Aim of the exercise:
Find the lines that hold the word "Destination" and return them.

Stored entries
━━━━

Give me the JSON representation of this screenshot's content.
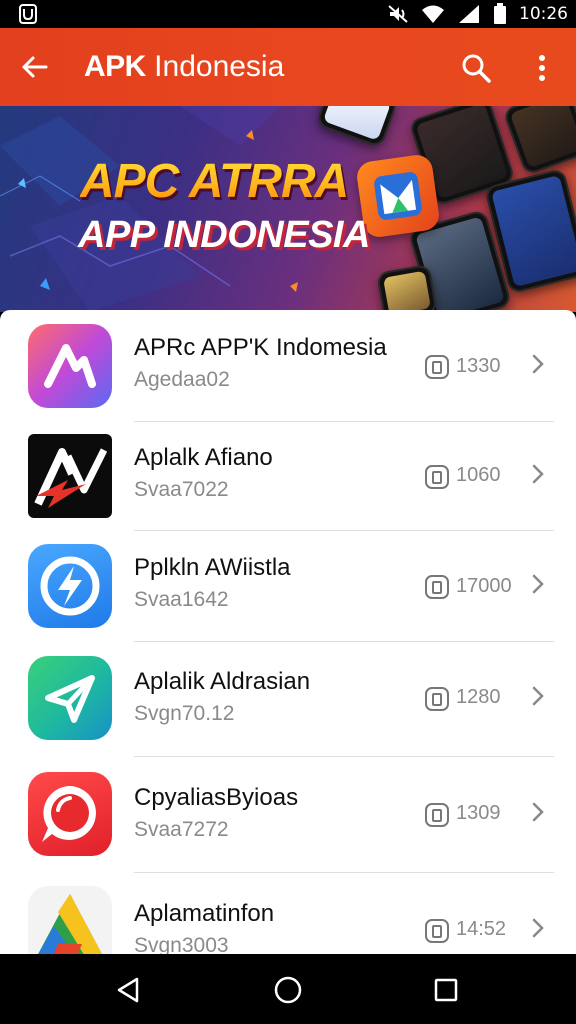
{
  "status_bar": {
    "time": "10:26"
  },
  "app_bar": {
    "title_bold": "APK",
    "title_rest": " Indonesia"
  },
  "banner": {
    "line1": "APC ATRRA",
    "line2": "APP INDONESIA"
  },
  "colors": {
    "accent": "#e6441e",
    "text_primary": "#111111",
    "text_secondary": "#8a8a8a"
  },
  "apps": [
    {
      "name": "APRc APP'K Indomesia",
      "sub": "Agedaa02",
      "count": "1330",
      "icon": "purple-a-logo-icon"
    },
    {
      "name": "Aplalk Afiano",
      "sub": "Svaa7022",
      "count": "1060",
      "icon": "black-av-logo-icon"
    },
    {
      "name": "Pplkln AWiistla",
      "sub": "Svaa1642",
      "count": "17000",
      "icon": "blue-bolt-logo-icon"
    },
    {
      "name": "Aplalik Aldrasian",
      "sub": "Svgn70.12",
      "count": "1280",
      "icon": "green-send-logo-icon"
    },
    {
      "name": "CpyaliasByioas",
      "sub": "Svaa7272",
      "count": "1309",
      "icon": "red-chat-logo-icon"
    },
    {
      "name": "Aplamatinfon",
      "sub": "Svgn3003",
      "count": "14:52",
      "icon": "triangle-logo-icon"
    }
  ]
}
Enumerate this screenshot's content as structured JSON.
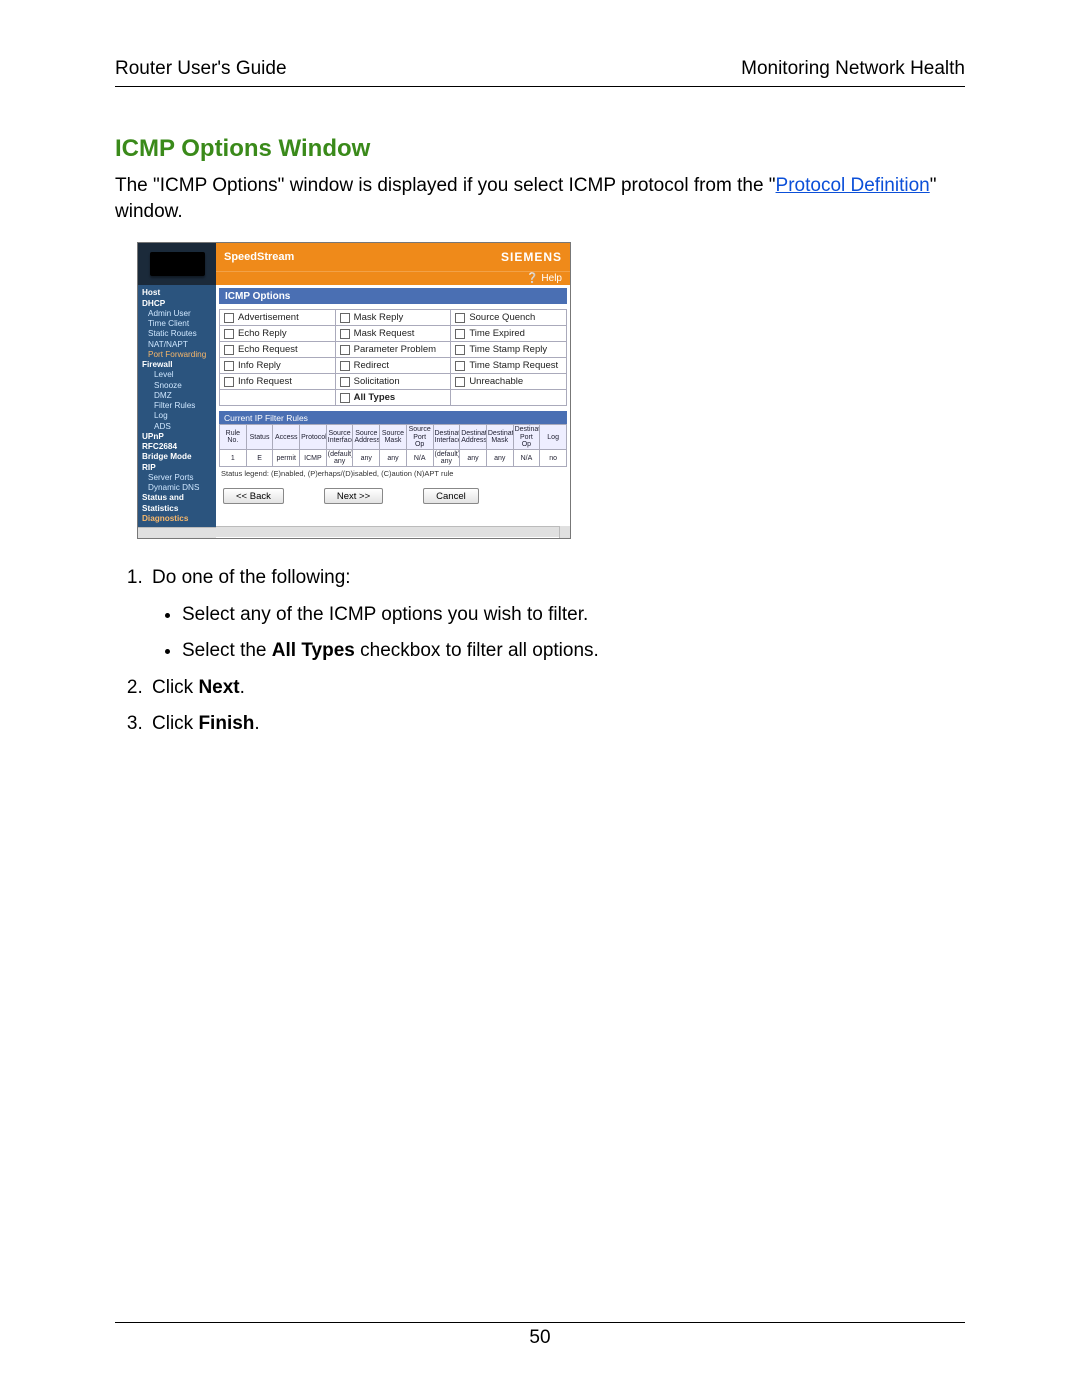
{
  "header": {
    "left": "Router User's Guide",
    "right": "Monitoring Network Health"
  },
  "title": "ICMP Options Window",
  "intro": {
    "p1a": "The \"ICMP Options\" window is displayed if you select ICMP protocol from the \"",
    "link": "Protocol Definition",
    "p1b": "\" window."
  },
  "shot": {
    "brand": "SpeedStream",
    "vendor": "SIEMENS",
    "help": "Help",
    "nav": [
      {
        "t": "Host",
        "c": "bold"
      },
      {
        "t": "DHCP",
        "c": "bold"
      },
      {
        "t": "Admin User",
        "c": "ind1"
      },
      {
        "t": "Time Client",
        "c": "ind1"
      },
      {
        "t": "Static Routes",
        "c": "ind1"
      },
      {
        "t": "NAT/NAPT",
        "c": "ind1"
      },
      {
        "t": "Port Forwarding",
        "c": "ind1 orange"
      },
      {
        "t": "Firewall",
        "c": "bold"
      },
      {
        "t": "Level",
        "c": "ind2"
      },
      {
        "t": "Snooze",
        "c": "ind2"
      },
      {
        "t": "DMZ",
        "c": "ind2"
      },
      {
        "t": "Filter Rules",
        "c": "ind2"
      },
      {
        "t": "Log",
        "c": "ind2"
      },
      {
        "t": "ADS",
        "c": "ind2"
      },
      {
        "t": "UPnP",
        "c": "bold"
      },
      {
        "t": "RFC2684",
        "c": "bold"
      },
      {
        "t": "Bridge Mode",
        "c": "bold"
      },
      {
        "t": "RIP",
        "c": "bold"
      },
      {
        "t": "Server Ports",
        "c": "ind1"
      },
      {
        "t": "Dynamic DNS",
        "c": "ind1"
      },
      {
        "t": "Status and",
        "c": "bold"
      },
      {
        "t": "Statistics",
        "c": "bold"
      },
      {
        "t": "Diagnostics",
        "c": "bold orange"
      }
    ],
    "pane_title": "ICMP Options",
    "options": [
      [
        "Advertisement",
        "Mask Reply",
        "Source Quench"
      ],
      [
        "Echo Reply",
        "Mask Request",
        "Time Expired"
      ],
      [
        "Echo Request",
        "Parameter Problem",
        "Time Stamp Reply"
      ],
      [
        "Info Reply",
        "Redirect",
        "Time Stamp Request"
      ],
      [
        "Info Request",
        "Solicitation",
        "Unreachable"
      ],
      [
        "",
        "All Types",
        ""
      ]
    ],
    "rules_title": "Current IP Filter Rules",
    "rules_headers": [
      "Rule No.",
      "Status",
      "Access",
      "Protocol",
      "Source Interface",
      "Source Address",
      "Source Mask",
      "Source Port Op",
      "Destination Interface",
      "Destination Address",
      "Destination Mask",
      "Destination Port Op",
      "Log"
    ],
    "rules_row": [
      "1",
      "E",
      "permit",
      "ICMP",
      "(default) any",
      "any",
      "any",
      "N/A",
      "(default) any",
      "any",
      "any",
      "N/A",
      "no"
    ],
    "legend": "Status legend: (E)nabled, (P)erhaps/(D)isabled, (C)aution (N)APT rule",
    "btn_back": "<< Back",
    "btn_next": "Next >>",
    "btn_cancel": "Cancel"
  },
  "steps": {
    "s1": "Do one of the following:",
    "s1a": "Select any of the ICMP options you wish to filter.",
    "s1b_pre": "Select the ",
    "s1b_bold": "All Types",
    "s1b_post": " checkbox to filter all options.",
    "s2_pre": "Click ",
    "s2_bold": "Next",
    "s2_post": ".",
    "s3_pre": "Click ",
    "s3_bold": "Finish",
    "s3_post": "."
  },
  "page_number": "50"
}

━━━━

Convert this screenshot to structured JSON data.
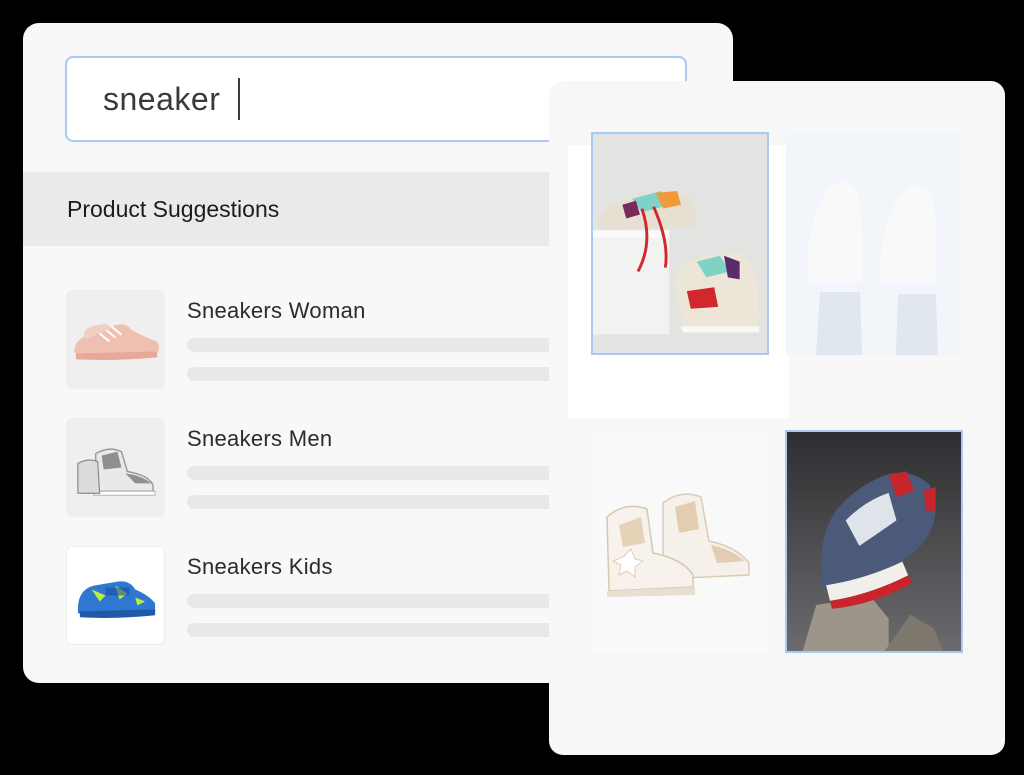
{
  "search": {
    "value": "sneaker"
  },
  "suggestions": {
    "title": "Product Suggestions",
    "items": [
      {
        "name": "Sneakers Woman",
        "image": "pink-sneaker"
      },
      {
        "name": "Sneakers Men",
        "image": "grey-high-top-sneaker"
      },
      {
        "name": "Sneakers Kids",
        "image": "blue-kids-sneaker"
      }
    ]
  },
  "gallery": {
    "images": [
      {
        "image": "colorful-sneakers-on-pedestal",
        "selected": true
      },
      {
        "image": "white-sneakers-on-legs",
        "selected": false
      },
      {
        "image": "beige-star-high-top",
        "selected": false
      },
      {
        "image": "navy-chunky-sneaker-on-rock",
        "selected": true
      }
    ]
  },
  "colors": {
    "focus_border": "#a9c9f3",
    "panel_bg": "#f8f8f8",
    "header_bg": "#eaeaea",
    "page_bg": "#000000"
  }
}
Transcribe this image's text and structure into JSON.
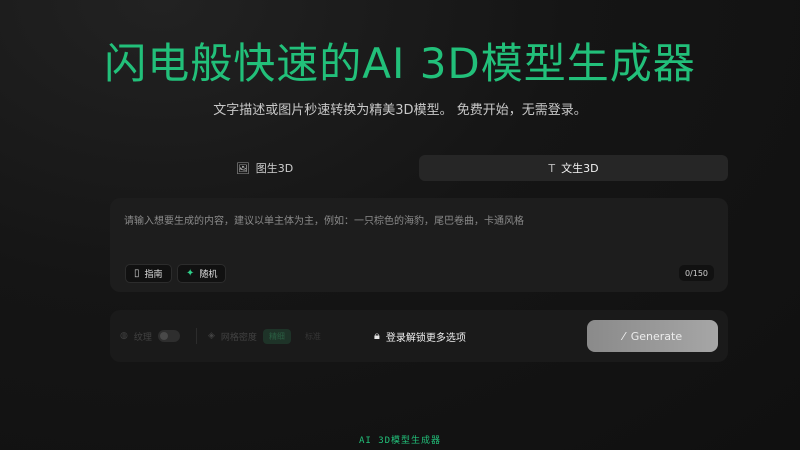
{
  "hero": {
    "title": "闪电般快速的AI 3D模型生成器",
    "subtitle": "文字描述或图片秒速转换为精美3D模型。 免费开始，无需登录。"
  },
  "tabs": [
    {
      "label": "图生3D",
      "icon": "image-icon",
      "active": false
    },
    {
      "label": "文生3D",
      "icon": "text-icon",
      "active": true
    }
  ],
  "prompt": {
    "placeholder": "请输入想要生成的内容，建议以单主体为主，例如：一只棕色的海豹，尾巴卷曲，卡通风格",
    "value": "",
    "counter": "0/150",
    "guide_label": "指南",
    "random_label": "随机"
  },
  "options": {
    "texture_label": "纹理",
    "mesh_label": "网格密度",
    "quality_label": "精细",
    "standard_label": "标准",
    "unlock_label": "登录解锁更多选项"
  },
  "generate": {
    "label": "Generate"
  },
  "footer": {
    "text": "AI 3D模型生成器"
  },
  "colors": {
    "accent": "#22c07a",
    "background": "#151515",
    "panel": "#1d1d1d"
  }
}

━━━━

Solution below:
      "Destination Interface",
      "Destination Address",
      "Destination Mask",
      "Destination Port Op",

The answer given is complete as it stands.